Prompt: All of the records below should be output exactly.

==================================================

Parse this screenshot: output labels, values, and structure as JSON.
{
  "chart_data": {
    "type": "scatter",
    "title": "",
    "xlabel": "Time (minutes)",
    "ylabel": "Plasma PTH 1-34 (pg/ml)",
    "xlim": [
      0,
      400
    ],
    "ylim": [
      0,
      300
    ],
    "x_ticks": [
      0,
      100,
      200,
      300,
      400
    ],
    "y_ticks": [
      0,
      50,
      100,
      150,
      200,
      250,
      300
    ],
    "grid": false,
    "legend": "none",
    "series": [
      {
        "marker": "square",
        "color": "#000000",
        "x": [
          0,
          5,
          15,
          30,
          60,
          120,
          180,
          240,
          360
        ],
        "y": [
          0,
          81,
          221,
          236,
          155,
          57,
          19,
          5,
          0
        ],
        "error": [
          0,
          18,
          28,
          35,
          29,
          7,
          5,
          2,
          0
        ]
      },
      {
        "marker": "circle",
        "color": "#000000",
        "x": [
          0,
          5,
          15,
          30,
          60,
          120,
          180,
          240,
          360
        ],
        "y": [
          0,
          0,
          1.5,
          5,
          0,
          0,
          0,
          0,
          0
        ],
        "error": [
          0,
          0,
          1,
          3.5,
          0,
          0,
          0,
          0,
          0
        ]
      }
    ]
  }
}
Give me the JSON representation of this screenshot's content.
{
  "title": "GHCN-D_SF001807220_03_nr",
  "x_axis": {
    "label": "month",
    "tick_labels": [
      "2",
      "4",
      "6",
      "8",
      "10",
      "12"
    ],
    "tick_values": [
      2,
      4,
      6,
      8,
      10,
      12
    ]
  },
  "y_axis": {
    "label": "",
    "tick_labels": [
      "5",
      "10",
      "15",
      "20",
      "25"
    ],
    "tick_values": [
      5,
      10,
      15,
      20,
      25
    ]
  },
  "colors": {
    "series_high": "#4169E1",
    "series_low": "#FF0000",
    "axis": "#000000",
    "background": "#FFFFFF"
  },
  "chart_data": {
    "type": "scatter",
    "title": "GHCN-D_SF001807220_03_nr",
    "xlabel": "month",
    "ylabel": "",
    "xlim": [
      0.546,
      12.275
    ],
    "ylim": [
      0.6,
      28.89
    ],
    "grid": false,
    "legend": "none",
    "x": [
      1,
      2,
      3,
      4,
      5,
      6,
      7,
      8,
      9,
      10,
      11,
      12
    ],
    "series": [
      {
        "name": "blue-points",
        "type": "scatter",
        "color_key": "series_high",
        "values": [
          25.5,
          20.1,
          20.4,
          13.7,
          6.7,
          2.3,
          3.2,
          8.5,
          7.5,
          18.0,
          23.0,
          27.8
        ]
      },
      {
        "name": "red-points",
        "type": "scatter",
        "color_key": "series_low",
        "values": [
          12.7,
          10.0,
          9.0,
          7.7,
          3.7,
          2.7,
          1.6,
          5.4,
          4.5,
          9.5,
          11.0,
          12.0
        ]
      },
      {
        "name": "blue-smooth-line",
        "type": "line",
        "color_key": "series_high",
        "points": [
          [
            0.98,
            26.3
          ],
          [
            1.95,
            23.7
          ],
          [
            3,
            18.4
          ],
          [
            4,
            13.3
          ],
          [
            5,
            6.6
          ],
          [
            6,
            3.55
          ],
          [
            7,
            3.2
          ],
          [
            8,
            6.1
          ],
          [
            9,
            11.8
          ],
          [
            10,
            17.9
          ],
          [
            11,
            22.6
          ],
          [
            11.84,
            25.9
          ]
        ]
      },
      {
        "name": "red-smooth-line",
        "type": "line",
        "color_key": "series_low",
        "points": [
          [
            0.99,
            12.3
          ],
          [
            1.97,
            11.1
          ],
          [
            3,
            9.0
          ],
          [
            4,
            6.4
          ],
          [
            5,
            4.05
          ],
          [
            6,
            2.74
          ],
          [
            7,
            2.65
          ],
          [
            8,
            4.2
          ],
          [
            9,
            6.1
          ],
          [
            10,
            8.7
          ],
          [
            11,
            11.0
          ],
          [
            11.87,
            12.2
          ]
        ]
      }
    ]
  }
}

==================================================

Result of the exercise:
Parse this screenshot: output labels, values, and structure as JSON.
{
  "chart_data": {
    "type": "scatter",
    "title": "",
    "xlabel": "Time (minutes)",
    "ylabel": "Plasma PTH 1-34 (pg/ml)",
    "xlim": [
      0,
      400
    ],
    "ylim": [
      0,
      300
    ],
    "x_ticks": [
      0,
      100,
      200,
      300,
      400
    ],
    "y_ticks": [
      0,
      50,
      100,
      150,
      200,
      250,
      300
    ],
    "grid": false,
    "legend": "none",
    "series": [
      {
        "marker": "square",
        "color": "#000000",
        "x": [
          0,
          5,
          15,
          30,
          60,
          120,
          180,
          240,
          360
        ],
        "y": [
          0,
          81,
          221,
          236,
          155,
          57,
          19,
          5,
          0
        ],
        "error": [
          0,
          18,
          28,
          35,
          29,
          7,
          5,
          2,
          0
        ]
      },
      {
        "marker": "circle",
        "color": "#000000",
        "x": [
          0,
          5,
          15,
          30,
          60,
          120,
          180,
          240,
          360
        ],
        "y": [
          0,
          0,
          1.5,
          5,
          0,
          0,
          0,
          0,
          0
        ],
        "error": [
          0,
          0,
          1,
          3.5,
          0,
          0,
          0,
          0,
          0
        ]
      }
    ]
  }
}
Give me the JSON representation of this screenshot's content.
{
  "title": "GHCN-D_SF001807220_03_nr",
  "x_axis": {
    "label": "month",
    "tick_labels": [
      "2",
      "4",
      "6",
      "8",
      "10",
      "12"
    ],
    "tick_values": [
      2,
      4,
      6,
      8,
      10,
      12
    ]
  },
  "y_axis": {
    "label": "",
    "tick_labels": [
      "5",
      "10",
      "15",
      "20",
      "25"
    ],
    "tick_values": [
      5,
      10,
      15,
      20,
      25
    ]
  },
  "colors": {
    "series_high": "#4169E1",
    "series_low": "#FF0000",
    "axis": "#000000",
    "background": "#FFFFFF"
  },
  "chart_data": {
    "type": "scatter",
    "title": "GHCN-D_SF001807220_03_nr",
    "xlabel": "month",
    "ylabel": "",
    "xlim": [
      0.546,
      12.275
    ],
    "ylim": [
      0.6,
      28.89
    ],
    "grid": false,
    "legend": "none",
    "x": [
      1,
      2,
      3,
      4,
      5,
      6,
      7,
      8,
      9,
      10,
      11,
      12
    ],
    "series": [
      {
        "name": "blue-points",
        "type": "scatter",
        "color_key": "series_high",
        "values": [
          25.5,
          20.1,
          20.4,
          13.7,
          6.7,
          2.3,
          3.2,
          8.5,
          7.5,
          18.0,
          23.0,
          27.8
        ]
      },
      {
        "name": "red-points",
        "type": "scatter",
        "color_key": "series_low",
        "values": [
          12.7,
          10.0,
          9.0,
          7.7,
          3.7,
          2.7,
          1.6,
          5.4,
          4.5,
          9.5,
          11.0,
          12.0
        ]
      },
      {
        "name": "blue-smooth-line",
        "type": "line",
        "color_key": "series_high",
        "points": [
          [
            0.98,
            26.3
          ],
          [
            1.95,
            23.7
          ],
          [
            3,
            18.4
          ],
          [
            4,
            13.3
          ],
          [
            5,
            6.6
          ],
          [
            6,
            3.55
          ],
          [
            7,
            3.2
          ],
          [
            8,
            6.1
          ],
          [
            9,
            11.8
          ],
          [
            10,
            17.9
          ],
          [
            11,
            22.6
          ],
          [
            11.84,
            25.9
          ]
        ]
      },
      {
        "name": "red-smooth-line",
        "type": "line",
        "color_key": "series_low",
        "points": [
          [
            0.99,
            12.3
          ],
          [
            1.97,
            11.1
          ],
          [
            3,
            9.0
          ],
          [
            4,
            6.4
          ],
          [
            5,
            4.05
          ],
          [
            6,
            2.74
          ],
          [
            7,
            2.65
          ],
          [
            8,
            4.2
          ],
          [
            9,
            6.1
          ],
          [
            10,
            8.7
          ],
          [
            11,
            11.0
          ],
          [
            11.87,
            12.2
          ]
        ]
      }
    ]
  }
}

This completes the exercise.